STATED EXERCISE: From the listing below, tally the lines that include "blue". Return only the total.

━━━ DATA SUPPLIED

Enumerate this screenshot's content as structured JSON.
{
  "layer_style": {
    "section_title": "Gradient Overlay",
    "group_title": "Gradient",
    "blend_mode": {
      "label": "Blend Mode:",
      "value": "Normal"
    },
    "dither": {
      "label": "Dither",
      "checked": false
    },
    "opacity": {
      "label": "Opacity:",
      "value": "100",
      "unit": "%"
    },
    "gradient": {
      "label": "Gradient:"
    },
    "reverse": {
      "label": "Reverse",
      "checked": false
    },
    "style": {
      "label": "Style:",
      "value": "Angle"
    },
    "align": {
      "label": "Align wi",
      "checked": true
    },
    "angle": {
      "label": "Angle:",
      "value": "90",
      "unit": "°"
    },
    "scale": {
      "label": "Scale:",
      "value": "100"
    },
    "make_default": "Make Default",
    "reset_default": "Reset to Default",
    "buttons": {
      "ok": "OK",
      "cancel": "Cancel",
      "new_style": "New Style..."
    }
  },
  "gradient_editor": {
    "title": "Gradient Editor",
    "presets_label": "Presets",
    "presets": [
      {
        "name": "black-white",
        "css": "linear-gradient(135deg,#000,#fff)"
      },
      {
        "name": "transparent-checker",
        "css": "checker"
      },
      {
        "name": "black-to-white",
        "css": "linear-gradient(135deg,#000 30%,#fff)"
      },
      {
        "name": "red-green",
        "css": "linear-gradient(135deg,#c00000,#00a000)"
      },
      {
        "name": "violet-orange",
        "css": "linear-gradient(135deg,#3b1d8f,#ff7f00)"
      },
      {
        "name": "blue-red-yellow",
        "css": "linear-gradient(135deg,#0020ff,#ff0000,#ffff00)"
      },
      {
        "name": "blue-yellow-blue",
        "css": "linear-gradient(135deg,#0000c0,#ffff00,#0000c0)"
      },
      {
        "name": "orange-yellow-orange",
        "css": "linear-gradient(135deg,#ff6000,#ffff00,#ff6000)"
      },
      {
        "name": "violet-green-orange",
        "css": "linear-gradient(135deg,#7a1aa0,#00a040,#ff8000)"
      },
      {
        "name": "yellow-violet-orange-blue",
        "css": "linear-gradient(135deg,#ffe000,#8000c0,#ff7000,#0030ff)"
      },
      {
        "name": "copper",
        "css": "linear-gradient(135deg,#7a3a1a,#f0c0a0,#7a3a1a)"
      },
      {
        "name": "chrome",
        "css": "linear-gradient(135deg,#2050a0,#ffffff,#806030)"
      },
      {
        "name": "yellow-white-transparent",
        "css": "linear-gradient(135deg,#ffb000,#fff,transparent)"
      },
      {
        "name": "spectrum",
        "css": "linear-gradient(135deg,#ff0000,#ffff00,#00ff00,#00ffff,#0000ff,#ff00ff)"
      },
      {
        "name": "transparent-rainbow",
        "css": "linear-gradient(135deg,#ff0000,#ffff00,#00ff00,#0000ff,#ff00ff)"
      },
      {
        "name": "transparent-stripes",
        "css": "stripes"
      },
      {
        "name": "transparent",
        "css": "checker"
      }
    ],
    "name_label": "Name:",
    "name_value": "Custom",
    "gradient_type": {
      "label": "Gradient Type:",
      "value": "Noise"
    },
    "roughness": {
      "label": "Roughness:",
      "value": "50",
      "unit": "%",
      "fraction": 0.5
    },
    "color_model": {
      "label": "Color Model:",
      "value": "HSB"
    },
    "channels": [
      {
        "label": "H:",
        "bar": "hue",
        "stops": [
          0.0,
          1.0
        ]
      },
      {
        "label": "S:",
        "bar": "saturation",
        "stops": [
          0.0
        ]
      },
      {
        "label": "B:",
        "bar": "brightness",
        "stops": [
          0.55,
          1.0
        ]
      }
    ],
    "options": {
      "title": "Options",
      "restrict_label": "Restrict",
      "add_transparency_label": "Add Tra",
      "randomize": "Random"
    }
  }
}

━━━━━━

EXPECTED OUTPUT: 3